Check every line below for the string "Ruptures", and copy the lines that contain it.
-------- DATA SUPPLIED
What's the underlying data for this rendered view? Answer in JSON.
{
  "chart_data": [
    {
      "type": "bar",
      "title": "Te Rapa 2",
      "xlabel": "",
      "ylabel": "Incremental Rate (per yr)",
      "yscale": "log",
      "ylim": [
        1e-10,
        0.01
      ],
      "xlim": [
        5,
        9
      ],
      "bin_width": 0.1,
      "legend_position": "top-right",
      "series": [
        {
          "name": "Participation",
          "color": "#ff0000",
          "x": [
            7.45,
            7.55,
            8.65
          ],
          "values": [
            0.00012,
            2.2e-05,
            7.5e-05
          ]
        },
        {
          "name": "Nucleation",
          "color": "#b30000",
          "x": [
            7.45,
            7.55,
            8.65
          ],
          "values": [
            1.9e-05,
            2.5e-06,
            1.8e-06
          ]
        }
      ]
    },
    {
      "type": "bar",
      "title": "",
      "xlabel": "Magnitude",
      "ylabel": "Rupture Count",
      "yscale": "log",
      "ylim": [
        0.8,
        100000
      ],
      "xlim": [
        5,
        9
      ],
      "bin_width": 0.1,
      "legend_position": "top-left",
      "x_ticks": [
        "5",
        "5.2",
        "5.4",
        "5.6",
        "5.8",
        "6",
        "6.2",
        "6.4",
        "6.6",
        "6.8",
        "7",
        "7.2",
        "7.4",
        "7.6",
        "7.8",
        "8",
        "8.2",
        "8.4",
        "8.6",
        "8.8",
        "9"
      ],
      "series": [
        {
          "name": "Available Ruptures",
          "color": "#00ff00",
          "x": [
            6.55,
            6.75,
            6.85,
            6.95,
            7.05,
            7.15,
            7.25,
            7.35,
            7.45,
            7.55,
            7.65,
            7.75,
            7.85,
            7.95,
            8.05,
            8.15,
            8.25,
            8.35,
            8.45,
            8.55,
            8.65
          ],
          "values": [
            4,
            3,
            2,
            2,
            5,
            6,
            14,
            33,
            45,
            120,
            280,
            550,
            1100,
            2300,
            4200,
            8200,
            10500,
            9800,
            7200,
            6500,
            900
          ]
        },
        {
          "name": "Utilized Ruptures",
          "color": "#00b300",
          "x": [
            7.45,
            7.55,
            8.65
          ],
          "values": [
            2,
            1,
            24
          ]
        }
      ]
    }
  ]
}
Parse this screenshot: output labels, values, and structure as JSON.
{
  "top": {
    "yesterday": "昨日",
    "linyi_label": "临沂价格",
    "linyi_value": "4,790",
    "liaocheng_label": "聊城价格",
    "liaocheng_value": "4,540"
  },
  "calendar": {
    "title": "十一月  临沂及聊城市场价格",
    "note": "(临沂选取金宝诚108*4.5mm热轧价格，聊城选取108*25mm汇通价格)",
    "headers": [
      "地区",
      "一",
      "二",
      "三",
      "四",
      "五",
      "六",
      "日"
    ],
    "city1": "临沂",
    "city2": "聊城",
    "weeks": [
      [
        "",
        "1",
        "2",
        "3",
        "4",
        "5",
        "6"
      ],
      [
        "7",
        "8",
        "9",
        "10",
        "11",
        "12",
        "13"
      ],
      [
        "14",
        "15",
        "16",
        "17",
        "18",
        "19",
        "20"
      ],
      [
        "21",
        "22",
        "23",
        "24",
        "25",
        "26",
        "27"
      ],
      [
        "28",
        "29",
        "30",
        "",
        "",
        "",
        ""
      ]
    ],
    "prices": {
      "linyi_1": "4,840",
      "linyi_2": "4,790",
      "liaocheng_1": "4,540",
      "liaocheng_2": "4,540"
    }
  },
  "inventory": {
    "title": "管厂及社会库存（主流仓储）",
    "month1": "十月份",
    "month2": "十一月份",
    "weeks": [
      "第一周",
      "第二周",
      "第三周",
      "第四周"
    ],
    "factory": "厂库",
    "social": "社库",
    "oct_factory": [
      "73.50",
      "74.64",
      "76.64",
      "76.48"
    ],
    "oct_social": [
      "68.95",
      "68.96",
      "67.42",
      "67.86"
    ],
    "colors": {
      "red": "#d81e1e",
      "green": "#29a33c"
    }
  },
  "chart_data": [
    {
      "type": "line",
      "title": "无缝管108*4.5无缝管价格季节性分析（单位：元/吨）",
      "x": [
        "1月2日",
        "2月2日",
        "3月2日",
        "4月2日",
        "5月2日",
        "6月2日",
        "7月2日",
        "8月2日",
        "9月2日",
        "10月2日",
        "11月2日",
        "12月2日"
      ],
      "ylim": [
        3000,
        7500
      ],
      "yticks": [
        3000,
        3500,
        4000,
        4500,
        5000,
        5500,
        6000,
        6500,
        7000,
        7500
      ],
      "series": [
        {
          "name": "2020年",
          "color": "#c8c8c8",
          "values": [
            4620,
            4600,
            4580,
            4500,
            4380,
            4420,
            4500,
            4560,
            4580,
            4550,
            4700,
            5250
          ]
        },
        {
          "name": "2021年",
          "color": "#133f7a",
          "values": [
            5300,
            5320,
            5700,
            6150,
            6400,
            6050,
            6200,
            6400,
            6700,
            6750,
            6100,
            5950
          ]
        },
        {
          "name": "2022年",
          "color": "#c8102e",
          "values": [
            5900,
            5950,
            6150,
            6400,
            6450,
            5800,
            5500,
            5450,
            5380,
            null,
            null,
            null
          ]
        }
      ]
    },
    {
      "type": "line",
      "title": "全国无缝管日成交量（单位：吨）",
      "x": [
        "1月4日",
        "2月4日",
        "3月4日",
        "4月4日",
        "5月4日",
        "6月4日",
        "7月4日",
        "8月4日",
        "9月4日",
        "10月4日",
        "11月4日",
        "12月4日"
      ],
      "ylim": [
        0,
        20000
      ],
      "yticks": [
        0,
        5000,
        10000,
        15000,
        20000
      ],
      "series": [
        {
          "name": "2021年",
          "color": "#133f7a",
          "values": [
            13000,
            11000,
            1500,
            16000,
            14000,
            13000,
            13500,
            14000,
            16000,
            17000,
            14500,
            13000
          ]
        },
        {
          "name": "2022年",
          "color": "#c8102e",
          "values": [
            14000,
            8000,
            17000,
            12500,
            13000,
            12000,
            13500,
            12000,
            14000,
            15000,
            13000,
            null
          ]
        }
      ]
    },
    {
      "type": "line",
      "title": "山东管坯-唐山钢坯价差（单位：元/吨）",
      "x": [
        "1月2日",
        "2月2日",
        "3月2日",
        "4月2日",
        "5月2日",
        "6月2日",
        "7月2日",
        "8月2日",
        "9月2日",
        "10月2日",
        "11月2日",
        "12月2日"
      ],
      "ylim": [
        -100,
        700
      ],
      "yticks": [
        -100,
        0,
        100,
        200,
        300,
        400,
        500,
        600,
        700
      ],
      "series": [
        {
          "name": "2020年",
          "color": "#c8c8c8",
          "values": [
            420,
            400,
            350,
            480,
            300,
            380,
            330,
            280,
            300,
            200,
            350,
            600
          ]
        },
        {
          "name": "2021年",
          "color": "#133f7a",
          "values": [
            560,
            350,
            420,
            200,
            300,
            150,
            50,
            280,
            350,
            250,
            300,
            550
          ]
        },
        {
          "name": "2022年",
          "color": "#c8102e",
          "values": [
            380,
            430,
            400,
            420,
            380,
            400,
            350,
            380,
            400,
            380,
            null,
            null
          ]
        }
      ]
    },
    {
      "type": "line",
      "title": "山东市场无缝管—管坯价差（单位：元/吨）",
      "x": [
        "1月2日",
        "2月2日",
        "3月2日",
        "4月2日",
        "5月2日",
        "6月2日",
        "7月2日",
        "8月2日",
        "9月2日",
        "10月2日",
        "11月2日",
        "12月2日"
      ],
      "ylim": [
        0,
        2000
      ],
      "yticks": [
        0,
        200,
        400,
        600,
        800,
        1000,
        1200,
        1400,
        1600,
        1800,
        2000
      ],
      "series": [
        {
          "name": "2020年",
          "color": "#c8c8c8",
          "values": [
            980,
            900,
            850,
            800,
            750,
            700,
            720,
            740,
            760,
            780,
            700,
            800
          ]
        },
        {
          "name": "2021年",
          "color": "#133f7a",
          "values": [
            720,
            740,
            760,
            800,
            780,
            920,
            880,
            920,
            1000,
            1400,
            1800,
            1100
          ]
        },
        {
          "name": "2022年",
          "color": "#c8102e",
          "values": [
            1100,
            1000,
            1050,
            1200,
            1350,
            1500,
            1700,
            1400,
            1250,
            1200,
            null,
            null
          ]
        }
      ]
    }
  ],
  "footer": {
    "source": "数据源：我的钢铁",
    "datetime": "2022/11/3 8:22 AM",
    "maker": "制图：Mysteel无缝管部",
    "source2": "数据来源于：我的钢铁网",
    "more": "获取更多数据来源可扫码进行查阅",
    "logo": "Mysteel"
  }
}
----------------
-- WRITTEN RESPONSE --
          "name": "Available Ruptures",
          "name": "Utilized Ruptures",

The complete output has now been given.